Records
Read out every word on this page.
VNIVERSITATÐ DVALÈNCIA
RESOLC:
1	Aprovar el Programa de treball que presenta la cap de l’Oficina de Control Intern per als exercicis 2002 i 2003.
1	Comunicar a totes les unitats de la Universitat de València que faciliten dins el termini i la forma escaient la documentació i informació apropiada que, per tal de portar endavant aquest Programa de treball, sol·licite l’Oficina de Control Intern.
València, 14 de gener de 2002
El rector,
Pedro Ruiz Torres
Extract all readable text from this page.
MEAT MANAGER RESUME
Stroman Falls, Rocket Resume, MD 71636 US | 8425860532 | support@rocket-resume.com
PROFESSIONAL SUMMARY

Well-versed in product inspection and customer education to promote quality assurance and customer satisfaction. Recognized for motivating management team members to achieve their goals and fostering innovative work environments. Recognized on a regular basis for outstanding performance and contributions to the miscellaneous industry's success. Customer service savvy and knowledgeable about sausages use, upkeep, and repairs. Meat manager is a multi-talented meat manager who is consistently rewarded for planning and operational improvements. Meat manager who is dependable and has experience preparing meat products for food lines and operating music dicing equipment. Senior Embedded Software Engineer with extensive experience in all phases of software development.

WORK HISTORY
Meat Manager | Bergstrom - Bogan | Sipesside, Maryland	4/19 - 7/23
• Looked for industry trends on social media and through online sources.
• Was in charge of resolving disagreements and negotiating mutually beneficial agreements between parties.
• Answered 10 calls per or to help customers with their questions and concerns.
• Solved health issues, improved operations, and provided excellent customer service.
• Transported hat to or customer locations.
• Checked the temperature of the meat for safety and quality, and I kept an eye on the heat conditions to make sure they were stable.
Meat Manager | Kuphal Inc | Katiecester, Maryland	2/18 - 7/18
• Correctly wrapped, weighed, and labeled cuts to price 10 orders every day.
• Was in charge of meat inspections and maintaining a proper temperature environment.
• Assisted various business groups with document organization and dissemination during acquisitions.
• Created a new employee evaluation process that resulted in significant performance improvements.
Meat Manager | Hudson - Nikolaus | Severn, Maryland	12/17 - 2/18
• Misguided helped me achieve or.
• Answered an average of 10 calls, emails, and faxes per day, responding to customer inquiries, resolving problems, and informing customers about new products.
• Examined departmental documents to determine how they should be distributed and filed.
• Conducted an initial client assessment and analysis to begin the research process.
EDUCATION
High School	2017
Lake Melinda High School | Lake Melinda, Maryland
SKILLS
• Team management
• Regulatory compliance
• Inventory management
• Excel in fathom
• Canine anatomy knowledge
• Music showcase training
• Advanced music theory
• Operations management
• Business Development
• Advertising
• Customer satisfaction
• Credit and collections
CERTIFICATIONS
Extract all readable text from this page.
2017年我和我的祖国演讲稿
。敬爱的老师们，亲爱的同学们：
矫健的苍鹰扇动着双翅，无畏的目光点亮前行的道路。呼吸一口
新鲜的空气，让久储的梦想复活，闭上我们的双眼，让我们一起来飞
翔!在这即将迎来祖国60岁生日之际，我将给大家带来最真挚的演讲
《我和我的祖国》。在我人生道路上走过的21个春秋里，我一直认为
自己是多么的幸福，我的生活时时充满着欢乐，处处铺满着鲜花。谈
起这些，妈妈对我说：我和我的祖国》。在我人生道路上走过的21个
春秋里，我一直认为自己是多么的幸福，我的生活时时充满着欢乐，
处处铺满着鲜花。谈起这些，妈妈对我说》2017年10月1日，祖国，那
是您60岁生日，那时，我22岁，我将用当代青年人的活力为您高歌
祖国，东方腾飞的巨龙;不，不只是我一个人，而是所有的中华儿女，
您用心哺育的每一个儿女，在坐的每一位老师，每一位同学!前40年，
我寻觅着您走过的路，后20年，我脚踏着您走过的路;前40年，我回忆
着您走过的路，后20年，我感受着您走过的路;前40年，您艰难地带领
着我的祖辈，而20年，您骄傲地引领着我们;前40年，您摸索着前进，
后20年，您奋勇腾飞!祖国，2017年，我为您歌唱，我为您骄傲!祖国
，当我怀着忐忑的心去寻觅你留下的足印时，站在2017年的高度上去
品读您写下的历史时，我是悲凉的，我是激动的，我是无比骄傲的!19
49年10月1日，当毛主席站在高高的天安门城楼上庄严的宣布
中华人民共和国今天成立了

● **Written exercise**
Pull out every line containing "industry".

● **Correct response**
Well-versed in product inspection and customer education to promote quality assurance and customer satisfaction. Recognized for motivating management team members to achieve their goals and fostering innovative work environments. Recognized on a regular basis for outstanding performance and contributions to the miscellaneous industry's success. Customer service savvy and knowledgeable about sausages use, upkeep, and repairs. Meat manager is a multi-talented meat manager who is consistently rewarded for planning and operational improvements. Meat manager who is dependable and has experience preparing meat products for food lines and operating music dicing equipment. Senior Embedded Software Engineer with extensive experience in all phases of software development.
• Looked for industry trends on social media and through online sources.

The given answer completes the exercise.